- [Short task] For every line in the records that has the word "content", make a copy.

- [Dataset rows]
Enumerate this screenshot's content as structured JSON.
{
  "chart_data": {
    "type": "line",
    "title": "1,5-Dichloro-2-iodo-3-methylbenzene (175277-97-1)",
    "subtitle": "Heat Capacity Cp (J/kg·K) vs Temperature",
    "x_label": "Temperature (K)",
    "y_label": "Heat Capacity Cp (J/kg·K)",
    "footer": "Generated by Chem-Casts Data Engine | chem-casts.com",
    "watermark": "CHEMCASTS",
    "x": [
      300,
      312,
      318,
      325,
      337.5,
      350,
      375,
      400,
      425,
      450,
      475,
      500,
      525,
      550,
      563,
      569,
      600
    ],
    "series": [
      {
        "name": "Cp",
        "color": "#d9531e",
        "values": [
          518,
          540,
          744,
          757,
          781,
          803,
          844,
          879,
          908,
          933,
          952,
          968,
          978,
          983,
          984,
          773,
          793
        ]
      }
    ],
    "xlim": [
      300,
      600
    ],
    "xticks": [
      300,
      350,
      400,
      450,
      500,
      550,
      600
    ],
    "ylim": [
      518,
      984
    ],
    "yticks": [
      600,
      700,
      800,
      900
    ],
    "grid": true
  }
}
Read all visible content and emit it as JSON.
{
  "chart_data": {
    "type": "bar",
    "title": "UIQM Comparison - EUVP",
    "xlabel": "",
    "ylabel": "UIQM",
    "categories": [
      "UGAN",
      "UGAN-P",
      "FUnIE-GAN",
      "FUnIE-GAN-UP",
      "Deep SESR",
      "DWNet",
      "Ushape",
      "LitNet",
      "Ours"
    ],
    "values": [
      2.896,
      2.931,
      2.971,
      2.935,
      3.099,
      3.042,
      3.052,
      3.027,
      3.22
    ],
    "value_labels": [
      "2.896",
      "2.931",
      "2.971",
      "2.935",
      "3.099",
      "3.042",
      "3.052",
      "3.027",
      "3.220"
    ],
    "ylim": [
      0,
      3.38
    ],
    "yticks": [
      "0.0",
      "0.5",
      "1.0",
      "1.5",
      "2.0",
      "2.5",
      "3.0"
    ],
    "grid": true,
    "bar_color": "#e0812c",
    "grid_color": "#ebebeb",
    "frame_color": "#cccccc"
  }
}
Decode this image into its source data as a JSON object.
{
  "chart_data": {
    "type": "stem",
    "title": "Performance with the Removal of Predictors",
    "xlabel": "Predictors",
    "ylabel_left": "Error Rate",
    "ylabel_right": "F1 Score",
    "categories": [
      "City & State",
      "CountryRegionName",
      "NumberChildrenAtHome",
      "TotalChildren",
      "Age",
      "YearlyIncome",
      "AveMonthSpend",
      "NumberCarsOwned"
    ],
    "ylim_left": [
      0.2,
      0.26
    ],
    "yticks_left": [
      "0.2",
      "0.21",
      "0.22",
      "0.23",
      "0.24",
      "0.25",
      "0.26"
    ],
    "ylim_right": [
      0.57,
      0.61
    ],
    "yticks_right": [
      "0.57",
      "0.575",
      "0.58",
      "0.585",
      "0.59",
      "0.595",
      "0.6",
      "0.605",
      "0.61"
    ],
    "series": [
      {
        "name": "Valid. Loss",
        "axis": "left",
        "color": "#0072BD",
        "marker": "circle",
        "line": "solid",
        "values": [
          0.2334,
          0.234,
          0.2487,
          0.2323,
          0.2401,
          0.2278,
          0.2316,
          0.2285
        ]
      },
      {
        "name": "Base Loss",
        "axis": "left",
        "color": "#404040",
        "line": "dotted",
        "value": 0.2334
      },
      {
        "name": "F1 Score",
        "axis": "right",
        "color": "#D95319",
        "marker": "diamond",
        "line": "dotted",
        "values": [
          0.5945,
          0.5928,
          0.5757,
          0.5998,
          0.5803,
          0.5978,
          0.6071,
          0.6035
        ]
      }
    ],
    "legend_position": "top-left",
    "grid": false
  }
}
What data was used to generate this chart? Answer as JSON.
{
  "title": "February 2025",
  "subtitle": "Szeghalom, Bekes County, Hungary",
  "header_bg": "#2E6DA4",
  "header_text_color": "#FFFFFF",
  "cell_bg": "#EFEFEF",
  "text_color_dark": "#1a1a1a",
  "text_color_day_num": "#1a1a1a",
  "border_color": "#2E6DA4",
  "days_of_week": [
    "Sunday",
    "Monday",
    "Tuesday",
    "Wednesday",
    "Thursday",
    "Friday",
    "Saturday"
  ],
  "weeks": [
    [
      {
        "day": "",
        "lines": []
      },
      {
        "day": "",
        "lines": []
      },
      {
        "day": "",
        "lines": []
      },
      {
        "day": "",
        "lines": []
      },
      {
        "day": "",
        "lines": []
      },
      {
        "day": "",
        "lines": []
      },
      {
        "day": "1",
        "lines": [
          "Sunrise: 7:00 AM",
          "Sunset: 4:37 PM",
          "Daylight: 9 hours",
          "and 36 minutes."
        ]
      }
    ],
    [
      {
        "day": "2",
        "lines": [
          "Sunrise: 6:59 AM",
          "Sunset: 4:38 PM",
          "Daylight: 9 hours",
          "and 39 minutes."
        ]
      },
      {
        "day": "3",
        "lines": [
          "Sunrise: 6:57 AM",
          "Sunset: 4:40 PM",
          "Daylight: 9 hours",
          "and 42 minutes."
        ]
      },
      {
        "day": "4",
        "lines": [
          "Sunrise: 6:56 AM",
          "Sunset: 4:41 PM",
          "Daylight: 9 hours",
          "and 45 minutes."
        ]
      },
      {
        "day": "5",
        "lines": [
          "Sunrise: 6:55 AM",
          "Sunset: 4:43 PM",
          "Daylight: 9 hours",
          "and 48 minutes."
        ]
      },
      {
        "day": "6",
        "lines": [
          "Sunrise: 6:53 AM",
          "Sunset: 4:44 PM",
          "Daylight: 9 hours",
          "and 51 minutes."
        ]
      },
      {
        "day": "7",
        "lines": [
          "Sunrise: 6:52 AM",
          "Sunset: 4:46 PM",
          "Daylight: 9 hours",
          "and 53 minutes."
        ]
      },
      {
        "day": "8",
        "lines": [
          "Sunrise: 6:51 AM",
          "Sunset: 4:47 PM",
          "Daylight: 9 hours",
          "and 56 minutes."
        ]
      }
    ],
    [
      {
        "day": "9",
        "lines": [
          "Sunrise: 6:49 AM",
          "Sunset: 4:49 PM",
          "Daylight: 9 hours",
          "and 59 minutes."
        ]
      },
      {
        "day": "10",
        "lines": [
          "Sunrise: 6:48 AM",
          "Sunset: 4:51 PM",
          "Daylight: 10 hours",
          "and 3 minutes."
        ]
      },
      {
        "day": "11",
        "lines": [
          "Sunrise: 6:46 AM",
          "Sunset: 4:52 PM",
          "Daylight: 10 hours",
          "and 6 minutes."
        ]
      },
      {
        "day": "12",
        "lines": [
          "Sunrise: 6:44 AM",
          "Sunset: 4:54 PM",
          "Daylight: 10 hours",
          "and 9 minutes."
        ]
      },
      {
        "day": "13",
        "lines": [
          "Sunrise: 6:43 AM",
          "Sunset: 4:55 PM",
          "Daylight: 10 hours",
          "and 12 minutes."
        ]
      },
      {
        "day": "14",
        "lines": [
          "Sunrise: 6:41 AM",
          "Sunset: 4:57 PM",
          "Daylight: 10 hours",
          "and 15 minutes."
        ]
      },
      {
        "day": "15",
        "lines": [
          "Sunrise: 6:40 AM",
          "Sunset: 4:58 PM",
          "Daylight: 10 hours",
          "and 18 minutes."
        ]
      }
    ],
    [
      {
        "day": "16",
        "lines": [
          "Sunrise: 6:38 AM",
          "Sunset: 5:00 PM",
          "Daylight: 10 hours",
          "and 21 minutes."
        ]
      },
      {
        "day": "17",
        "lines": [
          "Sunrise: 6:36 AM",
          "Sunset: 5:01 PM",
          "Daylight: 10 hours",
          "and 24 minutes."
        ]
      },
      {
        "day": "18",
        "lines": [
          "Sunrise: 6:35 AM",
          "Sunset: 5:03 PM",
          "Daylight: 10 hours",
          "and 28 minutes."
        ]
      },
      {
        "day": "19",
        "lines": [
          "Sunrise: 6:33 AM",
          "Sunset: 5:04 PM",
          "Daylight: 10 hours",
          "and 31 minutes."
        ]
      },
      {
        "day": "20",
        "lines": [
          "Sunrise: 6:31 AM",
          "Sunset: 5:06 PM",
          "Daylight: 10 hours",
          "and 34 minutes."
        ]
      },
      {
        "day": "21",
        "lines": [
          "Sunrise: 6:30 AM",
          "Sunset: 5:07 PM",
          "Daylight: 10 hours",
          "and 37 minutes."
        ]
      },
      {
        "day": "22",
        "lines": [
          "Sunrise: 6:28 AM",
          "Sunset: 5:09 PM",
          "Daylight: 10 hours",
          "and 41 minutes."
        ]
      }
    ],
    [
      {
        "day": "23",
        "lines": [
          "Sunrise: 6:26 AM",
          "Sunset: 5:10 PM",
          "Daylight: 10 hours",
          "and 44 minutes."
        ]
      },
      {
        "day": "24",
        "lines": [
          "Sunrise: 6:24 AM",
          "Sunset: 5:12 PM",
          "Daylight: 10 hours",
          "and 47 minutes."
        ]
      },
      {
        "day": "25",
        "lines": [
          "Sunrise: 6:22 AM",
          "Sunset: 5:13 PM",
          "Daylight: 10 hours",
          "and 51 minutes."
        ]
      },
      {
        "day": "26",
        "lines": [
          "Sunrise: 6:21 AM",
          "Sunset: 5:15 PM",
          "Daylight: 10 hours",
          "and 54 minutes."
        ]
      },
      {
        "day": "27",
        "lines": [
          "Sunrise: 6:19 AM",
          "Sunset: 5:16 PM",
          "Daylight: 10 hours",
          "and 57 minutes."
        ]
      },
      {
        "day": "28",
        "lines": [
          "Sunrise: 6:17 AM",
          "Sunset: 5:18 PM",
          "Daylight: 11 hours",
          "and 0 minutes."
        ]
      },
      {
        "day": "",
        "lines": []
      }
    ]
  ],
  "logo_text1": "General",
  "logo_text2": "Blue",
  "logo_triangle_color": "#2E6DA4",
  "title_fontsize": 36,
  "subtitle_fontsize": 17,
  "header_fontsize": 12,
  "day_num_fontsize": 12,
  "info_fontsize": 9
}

- [Solved exercise]
Enumerate this screenshot's content as structured JSON.
Read all visible content and emit it as JSON.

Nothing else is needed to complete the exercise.